> _Stated problem_: Find each line with the string "title" and report it.

> _Record list_:
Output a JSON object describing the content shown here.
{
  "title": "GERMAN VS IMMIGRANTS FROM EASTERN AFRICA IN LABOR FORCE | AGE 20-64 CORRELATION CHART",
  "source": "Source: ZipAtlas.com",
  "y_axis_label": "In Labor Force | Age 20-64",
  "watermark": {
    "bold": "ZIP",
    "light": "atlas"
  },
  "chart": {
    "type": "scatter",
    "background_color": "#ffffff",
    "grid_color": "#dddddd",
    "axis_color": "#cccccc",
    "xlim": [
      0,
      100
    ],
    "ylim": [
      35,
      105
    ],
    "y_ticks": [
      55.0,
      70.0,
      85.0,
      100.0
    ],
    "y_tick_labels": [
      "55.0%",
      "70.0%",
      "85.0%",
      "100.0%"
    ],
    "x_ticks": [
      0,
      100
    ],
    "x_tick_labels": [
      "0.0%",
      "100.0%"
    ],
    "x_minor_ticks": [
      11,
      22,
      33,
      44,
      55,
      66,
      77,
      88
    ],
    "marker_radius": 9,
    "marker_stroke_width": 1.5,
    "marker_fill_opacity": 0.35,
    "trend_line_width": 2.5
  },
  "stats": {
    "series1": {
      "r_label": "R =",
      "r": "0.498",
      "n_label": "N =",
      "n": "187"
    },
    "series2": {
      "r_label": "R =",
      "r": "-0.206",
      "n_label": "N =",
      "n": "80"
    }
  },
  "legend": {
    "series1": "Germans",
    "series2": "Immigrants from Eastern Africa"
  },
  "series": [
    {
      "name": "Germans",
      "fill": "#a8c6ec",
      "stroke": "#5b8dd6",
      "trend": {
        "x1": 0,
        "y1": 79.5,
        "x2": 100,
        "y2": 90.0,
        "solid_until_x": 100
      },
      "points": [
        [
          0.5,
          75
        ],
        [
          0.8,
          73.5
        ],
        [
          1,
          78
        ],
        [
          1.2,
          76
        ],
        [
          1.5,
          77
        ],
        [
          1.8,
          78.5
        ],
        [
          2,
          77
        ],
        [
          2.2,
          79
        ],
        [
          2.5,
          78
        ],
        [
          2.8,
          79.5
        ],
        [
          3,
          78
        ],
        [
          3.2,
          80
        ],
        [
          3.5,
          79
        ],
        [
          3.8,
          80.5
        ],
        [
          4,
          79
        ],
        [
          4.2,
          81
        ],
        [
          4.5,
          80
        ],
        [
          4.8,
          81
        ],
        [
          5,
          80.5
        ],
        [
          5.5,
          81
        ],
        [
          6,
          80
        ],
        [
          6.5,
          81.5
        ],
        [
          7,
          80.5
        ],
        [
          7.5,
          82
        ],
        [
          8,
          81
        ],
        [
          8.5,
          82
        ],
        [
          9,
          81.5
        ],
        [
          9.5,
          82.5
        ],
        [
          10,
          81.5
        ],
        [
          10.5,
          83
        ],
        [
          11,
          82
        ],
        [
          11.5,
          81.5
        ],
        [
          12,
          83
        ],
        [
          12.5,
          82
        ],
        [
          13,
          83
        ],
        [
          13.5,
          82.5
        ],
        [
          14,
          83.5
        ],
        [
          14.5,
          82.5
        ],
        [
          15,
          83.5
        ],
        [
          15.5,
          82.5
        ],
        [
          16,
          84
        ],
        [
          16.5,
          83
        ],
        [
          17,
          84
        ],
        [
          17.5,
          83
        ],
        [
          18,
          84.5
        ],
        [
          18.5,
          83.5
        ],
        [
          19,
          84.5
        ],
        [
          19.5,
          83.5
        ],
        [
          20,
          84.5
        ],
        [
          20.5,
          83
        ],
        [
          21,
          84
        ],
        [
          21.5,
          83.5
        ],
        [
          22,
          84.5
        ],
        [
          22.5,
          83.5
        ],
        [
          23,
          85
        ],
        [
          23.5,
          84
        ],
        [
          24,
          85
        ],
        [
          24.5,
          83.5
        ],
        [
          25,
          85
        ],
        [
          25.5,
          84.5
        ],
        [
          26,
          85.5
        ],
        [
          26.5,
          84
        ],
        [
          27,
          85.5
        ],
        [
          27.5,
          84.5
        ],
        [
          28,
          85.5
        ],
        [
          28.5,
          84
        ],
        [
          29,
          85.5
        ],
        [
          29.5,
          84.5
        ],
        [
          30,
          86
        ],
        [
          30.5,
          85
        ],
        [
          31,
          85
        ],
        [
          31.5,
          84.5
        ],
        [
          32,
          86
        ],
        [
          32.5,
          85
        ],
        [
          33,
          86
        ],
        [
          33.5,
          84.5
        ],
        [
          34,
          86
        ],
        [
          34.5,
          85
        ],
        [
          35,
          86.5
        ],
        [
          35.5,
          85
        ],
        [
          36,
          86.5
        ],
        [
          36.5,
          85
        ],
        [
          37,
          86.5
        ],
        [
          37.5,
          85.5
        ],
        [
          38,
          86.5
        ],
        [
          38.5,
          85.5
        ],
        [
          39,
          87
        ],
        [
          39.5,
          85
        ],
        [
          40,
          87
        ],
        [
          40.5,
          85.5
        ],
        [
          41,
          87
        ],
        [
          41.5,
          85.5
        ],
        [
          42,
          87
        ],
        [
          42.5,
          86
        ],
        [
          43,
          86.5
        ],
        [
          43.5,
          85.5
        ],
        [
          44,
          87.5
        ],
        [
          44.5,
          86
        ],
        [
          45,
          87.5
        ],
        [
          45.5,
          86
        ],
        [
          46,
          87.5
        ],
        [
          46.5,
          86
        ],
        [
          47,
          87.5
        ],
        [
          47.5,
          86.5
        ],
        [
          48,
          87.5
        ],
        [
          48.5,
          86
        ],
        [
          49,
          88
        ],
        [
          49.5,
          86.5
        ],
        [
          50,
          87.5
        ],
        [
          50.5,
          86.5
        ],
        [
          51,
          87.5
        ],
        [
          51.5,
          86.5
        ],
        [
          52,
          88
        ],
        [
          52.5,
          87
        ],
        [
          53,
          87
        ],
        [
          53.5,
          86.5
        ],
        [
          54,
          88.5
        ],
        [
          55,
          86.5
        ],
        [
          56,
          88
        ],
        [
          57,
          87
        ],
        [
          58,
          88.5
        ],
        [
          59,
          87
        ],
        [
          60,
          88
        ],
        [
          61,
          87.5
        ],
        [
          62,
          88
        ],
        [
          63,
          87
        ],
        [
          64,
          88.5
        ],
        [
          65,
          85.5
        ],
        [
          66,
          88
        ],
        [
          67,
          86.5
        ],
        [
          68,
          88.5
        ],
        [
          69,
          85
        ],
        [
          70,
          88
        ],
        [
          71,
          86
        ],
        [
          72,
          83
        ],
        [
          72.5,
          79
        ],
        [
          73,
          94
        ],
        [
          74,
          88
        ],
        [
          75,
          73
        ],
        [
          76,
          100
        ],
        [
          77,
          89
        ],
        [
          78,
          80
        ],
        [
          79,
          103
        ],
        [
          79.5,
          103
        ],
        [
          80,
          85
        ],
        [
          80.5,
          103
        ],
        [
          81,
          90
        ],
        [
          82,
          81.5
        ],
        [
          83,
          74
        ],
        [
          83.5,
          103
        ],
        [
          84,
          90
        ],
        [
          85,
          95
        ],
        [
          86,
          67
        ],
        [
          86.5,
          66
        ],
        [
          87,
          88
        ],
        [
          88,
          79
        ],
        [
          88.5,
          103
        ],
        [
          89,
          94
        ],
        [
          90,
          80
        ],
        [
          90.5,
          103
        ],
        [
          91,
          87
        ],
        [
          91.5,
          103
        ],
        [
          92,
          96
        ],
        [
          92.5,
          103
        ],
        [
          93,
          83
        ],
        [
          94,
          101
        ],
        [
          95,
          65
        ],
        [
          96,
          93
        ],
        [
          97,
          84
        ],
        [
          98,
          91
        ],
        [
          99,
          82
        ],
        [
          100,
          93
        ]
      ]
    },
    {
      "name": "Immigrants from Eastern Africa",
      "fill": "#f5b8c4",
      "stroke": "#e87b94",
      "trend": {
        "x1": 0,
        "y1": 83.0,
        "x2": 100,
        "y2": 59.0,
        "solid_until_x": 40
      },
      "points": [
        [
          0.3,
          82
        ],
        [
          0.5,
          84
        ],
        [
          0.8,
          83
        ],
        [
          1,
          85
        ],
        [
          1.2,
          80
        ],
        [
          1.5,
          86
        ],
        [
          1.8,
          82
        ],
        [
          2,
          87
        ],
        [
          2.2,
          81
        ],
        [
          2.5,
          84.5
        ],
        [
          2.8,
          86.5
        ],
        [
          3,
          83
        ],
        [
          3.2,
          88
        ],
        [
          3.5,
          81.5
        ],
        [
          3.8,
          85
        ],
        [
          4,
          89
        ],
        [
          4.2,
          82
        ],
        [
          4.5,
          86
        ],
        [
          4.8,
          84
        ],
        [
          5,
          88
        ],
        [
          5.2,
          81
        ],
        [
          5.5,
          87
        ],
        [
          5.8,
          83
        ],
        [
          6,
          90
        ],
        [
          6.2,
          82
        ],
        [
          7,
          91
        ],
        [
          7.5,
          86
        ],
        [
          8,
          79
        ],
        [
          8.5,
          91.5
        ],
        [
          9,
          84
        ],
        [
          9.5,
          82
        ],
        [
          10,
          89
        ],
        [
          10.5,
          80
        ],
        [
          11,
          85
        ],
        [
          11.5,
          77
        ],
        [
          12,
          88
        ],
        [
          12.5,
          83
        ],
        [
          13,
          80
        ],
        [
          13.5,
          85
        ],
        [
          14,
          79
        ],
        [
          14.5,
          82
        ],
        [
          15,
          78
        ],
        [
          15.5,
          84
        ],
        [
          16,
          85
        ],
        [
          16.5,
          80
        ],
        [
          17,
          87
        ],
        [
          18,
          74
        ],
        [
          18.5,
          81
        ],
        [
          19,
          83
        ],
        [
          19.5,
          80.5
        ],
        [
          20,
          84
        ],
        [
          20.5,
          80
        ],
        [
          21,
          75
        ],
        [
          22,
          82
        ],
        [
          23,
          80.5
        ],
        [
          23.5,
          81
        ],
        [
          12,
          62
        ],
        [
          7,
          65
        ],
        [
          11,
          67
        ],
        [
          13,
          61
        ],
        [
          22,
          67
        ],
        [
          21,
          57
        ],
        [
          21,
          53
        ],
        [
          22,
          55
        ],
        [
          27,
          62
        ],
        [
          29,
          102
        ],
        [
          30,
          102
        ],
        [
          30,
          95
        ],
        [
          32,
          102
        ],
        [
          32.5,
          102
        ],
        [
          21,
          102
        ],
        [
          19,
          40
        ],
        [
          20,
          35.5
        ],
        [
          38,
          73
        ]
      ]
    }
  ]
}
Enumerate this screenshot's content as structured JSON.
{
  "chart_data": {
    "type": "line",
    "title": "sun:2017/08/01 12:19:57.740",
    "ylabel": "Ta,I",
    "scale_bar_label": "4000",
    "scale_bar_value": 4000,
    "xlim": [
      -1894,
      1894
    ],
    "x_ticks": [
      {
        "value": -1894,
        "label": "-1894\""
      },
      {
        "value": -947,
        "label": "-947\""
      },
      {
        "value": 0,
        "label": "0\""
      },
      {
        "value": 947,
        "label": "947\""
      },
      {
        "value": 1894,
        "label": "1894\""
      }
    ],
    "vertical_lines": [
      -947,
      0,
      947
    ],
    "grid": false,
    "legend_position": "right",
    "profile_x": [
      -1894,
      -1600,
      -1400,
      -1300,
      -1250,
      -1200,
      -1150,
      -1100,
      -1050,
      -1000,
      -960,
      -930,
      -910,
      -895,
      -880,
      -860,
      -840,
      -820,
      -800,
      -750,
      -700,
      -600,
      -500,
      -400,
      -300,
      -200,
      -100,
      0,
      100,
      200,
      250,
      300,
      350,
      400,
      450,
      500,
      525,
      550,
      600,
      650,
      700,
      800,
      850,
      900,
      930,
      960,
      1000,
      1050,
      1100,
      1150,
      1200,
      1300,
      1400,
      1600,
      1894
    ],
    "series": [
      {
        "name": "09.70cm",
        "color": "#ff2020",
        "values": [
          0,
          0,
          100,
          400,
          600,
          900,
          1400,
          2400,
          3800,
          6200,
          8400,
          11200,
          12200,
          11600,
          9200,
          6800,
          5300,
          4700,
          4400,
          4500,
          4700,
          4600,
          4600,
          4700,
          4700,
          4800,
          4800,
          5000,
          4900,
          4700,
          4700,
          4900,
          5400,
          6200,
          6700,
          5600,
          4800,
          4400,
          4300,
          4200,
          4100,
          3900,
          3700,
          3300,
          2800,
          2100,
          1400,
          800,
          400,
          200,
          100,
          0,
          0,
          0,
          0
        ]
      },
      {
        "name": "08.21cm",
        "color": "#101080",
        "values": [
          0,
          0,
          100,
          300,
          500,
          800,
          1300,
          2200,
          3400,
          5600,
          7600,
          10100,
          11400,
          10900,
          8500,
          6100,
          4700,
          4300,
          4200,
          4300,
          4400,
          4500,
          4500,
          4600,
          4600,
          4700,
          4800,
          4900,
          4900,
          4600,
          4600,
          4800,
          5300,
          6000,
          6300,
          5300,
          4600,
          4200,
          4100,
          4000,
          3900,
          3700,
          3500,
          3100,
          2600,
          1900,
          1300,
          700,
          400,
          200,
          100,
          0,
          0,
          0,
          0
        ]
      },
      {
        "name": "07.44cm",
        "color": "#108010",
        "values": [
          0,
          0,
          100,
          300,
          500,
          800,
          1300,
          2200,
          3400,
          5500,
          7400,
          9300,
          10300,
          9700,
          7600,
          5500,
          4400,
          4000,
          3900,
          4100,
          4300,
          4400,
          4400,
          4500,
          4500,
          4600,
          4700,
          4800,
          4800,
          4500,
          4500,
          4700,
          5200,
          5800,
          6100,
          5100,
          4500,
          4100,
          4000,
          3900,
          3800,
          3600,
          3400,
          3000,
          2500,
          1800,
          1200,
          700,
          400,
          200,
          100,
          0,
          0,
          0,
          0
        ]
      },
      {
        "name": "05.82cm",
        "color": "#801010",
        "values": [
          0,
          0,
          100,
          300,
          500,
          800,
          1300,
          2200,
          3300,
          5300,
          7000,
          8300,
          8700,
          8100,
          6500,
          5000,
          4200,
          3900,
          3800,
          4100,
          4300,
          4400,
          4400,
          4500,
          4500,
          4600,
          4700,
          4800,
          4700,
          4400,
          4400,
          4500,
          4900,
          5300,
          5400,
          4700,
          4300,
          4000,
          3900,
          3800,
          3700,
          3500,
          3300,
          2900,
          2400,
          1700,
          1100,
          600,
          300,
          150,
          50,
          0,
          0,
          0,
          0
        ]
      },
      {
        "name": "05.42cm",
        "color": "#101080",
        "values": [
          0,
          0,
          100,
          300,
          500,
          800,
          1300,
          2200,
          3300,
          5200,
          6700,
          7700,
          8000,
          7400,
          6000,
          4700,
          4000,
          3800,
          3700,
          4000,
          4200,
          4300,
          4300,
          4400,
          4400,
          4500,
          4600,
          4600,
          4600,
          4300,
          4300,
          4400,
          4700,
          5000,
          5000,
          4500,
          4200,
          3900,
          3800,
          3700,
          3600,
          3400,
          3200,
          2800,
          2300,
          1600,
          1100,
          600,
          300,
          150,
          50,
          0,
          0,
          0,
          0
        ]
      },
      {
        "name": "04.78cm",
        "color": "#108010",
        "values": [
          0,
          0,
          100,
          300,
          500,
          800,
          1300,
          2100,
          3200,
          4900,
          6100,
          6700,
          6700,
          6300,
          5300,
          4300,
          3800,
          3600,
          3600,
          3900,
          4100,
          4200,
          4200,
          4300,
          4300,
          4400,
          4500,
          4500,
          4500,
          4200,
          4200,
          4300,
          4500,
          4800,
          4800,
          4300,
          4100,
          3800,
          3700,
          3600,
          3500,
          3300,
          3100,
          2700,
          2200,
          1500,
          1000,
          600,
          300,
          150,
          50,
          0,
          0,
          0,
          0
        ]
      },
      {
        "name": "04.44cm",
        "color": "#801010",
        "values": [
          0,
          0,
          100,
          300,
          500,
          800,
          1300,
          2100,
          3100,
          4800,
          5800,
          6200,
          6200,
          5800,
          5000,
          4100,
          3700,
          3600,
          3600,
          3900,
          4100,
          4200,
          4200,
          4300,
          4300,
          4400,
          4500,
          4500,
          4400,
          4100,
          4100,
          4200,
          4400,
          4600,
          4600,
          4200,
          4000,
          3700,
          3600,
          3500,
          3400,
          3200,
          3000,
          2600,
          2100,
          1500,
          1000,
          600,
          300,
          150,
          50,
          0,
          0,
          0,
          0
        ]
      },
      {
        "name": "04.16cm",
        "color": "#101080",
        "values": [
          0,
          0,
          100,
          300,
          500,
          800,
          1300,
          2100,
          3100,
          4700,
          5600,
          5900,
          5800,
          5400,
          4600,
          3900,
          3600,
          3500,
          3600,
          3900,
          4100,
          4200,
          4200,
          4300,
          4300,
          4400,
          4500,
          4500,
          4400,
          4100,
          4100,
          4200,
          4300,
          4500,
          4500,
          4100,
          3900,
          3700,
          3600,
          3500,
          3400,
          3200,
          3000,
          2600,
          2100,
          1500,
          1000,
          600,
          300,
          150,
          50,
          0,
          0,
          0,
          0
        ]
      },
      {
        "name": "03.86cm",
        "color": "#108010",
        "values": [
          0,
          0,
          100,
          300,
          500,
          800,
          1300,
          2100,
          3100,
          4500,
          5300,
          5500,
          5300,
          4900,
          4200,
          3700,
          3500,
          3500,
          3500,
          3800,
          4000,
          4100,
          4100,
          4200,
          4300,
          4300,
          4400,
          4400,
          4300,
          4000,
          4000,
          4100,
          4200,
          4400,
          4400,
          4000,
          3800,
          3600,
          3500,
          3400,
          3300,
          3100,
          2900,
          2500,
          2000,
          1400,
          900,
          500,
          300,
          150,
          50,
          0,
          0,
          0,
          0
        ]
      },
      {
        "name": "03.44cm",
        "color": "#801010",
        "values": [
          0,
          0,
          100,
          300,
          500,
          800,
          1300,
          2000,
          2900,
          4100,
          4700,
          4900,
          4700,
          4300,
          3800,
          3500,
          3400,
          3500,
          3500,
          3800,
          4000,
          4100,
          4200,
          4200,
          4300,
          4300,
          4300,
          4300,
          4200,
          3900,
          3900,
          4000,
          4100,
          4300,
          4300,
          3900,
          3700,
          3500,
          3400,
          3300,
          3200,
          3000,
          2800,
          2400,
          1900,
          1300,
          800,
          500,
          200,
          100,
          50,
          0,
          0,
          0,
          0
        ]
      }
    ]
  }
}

> _Written reply_:
  "title": "GERMAN VS IMMIGRANTS FROM EASTERN AFRICA IN LABOR FORCE | AGE 20-64 CORRELATION CHART",
    "title": "sun:2017/08/01 12:19:57.740",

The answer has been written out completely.